[Begin]

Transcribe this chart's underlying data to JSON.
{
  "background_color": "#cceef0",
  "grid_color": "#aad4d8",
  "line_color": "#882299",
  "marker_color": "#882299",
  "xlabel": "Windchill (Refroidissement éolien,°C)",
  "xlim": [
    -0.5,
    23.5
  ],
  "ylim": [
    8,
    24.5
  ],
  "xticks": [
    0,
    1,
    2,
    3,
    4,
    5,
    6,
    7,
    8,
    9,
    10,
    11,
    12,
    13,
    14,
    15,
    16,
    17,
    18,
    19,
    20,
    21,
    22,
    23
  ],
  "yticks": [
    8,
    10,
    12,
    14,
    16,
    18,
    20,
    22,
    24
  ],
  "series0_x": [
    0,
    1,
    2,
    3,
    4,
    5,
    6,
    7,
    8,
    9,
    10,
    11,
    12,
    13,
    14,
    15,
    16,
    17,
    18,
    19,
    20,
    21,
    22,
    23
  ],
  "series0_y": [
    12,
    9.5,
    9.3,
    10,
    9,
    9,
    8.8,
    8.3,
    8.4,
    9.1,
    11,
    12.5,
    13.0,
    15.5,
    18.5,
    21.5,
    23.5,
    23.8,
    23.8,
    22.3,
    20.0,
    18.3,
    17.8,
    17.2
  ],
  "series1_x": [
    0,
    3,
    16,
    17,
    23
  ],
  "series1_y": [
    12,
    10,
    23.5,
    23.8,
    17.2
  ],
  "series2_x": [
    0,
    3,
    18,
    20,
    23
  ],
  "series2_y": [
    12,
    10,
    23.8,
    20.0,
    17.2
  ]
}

[End]

**WHAT TO WORK ON:**
Print again each line of the listing above, exactly as it appears.

**REPLY TO THE TASK:**
Transcribe this chart's underlying data to JSON.
{
  "background_color": "#cceef0",
  "grid_color": "#aad4d8",
  "line_color": "#882299",
  "marker_color": "#882299",
  "xlabel": "Windchill (Refroidissement éolien,°C)",
  "xlim": [
    -0.5,
    23.5
  ],
  "ylim": [
    8,
    24.5
  ],
  "xticks": [
    0,
    1,
    2,
    3,
    4,
    5,
    6,
    7,
    8,
    9,
    10,
    11,
    12,
    13,
    14,
    15,
    16,
    17,
    18,
    19,
    20,
    21,
    22,
    23
  ],
  "yticks": [
    8,
    10,
    12,
    14,
    16,
    18,
    20,
    22,
    24
  ],
  "series0_x": [
    0,
    1,
    2,
    3,
    4,
    5,
    6,
    7,
    8,
    9,
    10,
    11,
    12,
    13,
    14,
    15,
    16,
    17,
    18,
    19,
    20,
    21,
    22,
    23
  ],
  "series0_y": [
    12,
    9.5,
    9.3,
    10,
    9,
    9,
    8.8,
    8.3,
    8.4,
    9.1,
    11,
    12.5,
    13.0,
    15.5,
    18.5,
    21.5,
    23.5,
    23.8,
    23.8,
    22.3,
    20.0,
    18.3,
    17.8,
    17.2
  ],
  "series1_x": [
    0,
    3,
    16,
    17,
    23
  ],
  "series1_y": [
    12,
    10,
    23.5,
    23.8,
    17.2
  ],
  "series2_x": [
    0,
    3,
    18,
    20,
    23
  ],
  "series2_y": [
    12,
    10,
    23.8,
    20.0,
    17.2
  ]
}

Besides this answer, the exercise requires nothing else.